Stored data
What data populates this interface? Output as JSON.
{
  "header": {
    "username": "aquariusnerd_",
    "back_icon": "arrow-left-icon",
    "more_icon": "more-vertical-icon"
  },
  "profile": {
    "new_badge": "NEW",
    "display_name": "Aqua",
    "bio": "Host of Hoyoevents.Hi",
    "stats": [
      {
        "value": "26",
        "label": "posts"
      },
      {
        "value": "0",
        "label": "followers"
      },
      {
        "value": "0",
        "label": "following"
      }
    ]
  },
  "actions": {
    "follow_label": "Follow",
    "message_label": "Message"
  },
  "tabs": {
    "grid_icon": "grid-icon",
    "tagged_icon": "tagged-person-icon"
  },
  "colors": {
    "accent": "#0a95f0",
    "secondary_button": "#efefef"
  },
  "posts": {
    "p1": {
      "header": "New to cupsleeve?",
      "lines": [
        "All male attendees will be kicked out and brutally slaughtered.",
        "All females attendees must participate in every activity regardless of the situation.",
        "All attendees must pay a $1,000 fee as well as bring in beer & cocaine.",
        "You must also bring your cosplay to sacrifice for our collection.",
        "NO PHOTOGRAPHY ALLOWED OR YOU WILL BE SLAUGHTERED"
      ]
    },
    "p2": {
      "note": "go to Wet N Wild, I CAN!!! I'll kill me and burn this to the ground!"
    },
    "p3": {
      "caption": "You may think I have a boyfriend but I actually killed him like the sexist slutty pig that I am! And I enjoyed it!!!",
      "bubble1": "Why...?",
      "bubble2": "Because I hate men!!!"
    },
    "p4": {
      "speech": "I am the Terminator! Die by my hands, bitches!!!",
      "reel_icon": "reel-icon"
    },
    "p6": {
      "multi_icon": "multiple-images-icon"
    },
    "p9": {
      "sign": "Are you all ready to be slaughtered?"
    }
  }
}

• **TASK TO CARRY OUT**
Where a line in the entries holds the word "this", copy that line.

• **TASK RESULT**
What data populates this interface? Output as JSON.
      "note": "go to Wet N Wild, I CAN!!! I'll kill me and burn this to the ground!"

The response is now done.